- **Task directions**: Return the full listing exactly as it is written.
____
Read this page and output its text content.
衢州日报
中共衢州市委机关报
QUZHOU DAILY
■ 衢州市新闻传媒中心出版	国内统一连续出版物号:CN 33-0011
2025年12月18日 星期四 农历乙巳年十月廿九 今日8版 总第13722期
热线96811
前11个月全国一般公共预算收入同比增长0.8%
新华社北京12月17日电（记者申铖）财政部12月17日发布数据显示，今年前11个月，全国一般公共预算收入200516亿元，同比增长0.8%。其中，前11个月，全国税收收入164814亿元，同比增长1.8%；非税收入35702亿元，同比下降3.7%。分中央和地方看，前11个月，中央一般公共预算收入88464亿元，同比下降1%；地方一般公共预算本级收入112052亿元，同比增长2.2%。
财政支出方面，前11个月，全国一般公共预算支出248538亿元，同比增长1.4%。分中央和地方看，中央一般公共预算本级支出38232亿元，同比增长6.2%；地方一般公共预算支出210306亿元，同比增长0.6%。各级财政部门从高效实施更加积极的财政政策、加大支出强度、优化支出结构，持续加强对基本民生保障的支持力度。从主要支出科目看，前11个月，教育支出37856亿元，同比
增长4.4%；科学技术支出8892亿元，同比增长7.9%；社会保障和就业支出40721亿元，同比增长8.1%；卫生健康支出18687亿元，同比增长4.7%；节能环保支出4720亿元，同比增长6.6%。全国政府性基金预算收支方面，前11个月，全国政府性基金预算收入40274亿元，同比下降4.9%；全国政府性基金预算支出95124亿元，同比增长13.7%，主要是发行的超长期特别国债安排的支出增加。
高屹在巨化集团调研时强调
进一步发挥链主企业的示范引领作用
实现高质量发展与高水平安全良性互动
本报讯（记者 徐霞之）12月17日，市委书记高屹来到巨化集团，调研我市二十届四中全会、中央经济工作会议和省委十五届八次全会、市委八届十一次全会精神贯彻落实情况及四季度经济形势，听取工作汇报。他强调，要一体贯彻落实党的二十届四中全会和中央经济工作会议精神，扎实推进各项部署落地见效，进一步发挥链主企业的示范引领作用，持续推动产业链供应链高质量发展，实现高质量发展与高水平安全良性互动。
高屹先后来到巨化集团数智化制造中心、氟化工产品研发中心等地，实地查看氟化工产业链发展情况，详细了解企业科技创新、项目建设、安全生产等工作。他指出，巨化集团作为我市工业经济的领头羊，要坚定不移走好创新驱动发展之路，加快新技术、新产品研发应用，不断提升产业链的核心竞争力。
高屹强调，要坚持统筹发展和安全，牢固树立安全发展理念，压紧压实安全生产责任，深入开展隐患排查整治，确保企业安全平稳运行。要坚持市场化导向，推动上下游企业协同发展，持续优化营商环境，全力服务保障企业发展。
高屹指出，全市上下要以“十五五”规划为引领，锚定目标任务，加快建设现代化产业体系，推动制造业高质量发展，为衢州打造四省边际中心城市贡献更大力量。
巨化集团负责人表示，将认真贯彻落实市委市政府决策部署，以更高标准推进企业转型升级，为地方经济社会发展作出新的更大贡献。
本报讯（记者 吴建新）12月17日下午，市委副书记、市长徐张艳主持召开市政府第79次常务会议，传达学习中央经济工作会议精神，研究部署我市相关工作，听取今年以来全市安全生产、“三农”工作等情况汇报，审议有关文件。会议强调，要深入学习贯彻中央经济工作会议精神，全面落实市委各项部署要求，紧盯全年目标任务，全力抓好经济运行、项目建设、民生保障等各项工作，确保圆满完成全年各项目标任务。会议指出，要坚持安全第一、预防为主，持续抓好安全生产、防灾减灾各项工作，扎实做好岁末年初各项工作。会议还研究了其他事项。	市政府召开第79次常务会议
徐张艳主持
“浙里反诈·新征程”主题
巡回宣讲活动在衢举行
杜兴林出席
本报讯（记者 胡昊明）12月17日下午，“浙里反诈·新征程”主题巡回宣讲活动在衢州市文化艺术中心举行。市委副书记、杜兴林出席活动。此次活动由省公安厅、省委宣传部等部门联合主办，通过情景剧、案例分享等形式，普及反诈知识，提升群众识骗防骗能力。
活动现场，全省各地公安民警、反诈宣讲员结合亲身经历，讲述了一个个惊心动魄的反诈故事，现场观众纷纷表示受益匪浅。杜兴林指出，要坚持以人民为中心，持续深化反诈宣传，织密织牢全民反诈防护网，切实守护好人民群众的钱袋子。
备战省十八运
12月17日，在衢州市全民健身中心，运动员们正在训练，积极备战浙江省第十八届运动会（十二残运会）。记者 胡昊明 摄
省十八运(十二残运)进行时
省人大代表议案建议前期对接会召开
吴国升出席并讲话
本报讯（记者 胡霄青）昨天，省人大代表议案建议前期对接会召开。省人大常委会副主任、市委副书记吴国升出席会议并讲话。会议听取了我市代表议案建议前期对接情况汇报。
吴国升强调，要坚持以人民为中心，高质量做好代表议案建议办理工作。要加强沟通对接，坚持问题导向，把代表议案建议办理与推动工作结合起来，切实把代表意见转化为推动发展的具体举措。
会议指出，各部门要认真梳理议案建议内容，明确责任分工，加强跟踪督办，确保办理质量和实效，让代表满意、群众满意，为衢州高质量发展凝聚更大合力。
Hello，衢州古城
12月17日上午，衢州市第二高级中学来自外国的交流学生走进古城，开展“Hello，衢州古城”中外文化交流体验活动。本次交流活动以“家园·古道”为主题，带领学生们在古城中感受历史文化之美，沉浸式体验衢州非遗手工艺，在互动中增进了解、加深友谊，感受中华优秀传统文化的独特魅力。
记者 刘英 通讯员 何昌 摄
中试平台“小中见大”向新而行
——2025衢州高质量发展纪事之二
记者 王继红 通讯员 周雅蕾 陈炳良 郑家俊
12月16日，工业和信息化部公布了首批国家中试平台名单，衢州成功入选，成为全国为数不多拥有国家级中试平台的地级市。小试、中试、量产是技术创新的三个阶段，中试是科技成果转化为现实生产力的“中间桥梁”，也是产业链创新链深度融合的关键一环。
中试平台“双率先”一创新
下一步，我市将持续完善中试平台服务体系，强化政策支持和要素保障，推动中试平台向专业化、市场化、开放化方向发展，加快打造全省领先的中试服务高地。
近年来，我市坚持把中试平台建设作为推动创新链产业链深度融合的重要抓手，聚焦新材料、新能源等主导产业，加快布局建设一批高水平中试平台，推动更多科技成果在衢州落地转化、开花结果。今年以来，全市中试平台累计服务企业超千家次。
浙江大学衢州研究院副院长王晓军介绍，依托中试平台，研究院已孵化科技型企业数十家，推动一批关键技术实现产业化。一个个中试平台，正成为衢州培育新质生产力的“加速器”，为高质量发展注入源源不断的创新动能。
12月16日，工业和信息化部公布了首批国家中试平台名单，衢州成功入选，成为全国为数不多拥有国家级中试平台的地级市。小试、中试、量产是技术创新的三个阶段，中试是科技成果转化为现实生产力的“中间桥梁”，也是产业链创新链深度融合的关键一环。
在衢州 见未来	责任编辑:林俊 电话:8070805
____
- **Exercise result**:
Read this page and output its text content.
衢州日报
中共衢州市委机关报
QUZHOU DAILY
■ 衢州市新闻传媒中心出版	国内统一连续出版物号:CN 33-0011
2025年12月18日 星期四 农历乙巳年十月廿九 今日8版 总第13722期
热线96811
前11个月全国一般公共预算收入同比增长0.8%
新华社北京12月17日电（记者申铖）财政部12月17日发布数据显示，今年前11个月，全国一般公共预算收入200516亿元，同比增长0.8%。其中，前11个月，全国税收收入164814亿元，同比增长1.8%；非税收入35702亿元，同比下降3.7%。分中央和地方看，前11个月，中央一般公共预算收入88464亿元，同比下降1%；地方一般公共预算本级收入112052亿元，同比增长2.2%。
财政支出方面，前11个月，全国一般公共预算支出248538亿元，同比增长1.4%。分中央和地方看，中央一般公共预算本级支出38232亿元，同比增长6.2%；地方一般公共预算支出210306亿元，同比增长0.6%。各级财政部门从高效实施更加积极的财政政策、加大支出强度、优化支出结构，持续加强对基本民生保障的支持力度。从主要支出科目看，前11个月，教育支出37856亿元，同比
增长4.4%；科学技术支出8892亿元，同比增长7.9%；社会保障和就业支出40721亿元，同比增长8.1%；卫生健康支出18687亿元，同比增长4.7%；节能环保支出4720亿元，同比增长6.6%。全国政府性基金预算收支方面，前11个月，全国政府性基金预算收入40274亿元，同比下降4.9%；全国政府性基金预算支出95124亿元，同比增长13.7%，主要是发行的超长期特别国债安排的支出增加。
高屹在巨化集团调研时强调
进一步发挥链主企业的示范引领作用
实现高质量发展与高水平安全良性互动
本报讯（记者 徐霞之）12月17日，市委书记高屹来到巨化集团，调研我市二十届四中全会、中央经济工作会议和省委十五届八次全会、市委八届十一次全会精神贯彻落实情况及四季度经济形势，听取工作汇报。他强调，要一体贯彻落实党的二十届四中全会和中央经济工作会议精神，扎实推进各项部署落地见效，进一步发挥链主企业的示范引领作用，持续推动产业链供应链高质量发展，实现高质量发展与高水平安全良性互动。
高屹先后来到巨化集团数智化制造中心、氟化工产品研发中心等地，实地查看氟化工产业链发展情况，详细了解企业科技创新、项目建设、安全生产等工作。他指出，巨化集团作为我市工业经济的领头羊，要坚定不移走好创新驱动发展之路，加快新技术、新产品研发应用，不断提升产业链的核心竞争力。
高屹强调，要坚持统筹发展和安全，牢固树立安全发展理念，压紧压实安全生产责任，深入开展隐患排查整治，确保企业安全平稳运行。要坚持市场化导向，推动上下游企业协同发展，持续优化营商环境，全力服务保障企业发展。
高屹指出，全市上下要以“十五五”规划为引领，锚定目标任务，加快建设现代化产业体系，推动制造业高质量发展，为衢州打造四省边际中心城市贡献更大力量。
巨化集团负责人表示，将认真贯彻落实市委市政府决策部署，以更高标准推进企业转型升级，为地方经济社会发展作出新的更大贡献。
本报讯（记者 吴建新）12月17日下午，市委副书记、市长徐张艳主持召开市政府第79次常务会议，传达学习中央经济工作会议精神，研究部署我市相关工作，听取今年以来全市安全生产、“三农”工作等情况汇报，审议有关文件。会议强调，要深入学习贯彻中央经济工作会议精神，全面落实市委各项部署要求，紧盯全年目标任务，全力抓好经济运行、项目建设、民生保障等各项工作，确保圆满完成全年各项目标任务。会议指出，要坚持安全第一、预防为主，持续抓好安全生产、防灾减灾各项工作，扎实做好岁末年初各项工作。会议还研究了其他事项。	市政府召开第79次常务会议
徐张艳主持
“浙里反诈·新征程”主题
巡回宣讲活动在衢举行
杜兴林出席
本报讯（记者 胡昊明）12月17日下午，“浙里反诈·新征程”主题巡回宣讲活动在衢州市文化艺术中心举行。市委副书记、杜兴林出席活动。此次活动由省公安厅、省委宣传部等部门联合主办，通过情景剧、案例分享等形式，普及反诈知识，提升群众识骗防骗能力。
活动现场，全省各地公安民警、反诈宣讲员结合亲身经历，讲述了一个个惊心动魄的反诈故事，现场观众纷纷表示受益匪浅。杜兴林指出，要坚持以人民为中心，持续深化反诈宣传，织密织牢全民反诈防护网，切实守护好人民群众的钱袋子。
备战省十八运
12月17日，在衢州市全民健身中心，运动员们正在训练，积极备战浙江省第十八届运动会（十二残运会）。记者 胡昊明 摄
省十八运(十二残运)进行时
省人大代表议案建议前期对接会召开
吴国升出席并讲话
本报讯（记者 胡霄青）昨天，省人大代表议案建议前期对接会召开。省人大常委会副主任、市委副书记吴国升出席会议并讲话。会议听取了我市代表议案建议前期对接情况汇报。
吴国升强调，要坚持以人民为中心，高质量做好代表议案建议办理工作。要加强沟通对接，坚持问题导向，把代表议案建议办理与推动工作结合起来，切实把代表意见转化为推动发展的具体举措。
会议指出，各部门要认真梳理议案建议内容，明确责任分工，加强跟踪督办，确保办理质量和实效，让代表满意、群众满意，为衢州高质量发展凝聚更大合力。
Hello，衢州古城
12月17日上午，衢州市第二高级中学来自外国的交流学生走进古城，开展“Hello，衢州古城”中外文化交流体验活动。本次交流活动以“家园·古道”为主题，带领学生们在古城中感受历史文化之美，沉浸式体验衢州非遗手工艺，在互动中增进了解、加深友谊，感受中华优秀传统文化的独特魅力。
记者 刘英 通讯员 何昌 摄
中试平台“小中见大”向新而行
——2025衢州高质量发展纪事之二
记者 王继红 通讯员 周雅蕾 陈炳良 郑家俊
12月16日，工业和信息化部公布了首批国家中试平台名单，衢州成功入选，成为全国为数不多拥有国家级中试平台的地级市。小试、中试、量产是技术创新的三个阶段，中试是科技成果转化为现实生产力的“中间桥梁”，也是产业链创新链深度融合的关键一环。
中试平台“双率先”一创新
下一步，我市将持续完善中试平台服务体系，强化政策支持和要素保障，推动中试平台向专业化、市场化、开放化方向发展，加快打造全省领先的中试服务高地。
近年来，我市坚持把中试平台建设作为推动创新链产业链深度融合的重要抓手，聚焦新材料、新能源等主导产业，加快布局建设一批高水平中试平台，推动更多科技成果在衢州落地转化、开花结果。今年以来，全市中试平台累计服务企业超千家次。
浙江大学衢州研究院副院长王晓军介绍，依托中试平台，研究院已孵化科技型企业数十家，推动一批关键技术实现产业化。一个个中试平台，正成为衢州培育新质生产力的“加速器”，为高质量发展注入源源不断的创新动能。
12月16日，工业和信息化部公布了首批国家中试平台名单，衢州成功入选，成为全国为数不多拥有国家级中试平台的地级市。小试、中试、量产是技术创新的三个阶段，中试是科技成果转化为现实生产力的“中间桥梁”，也是产业链创新链深度融合的关键一环。
在衢州 见未来	责任编辑:林俊 电话:8070805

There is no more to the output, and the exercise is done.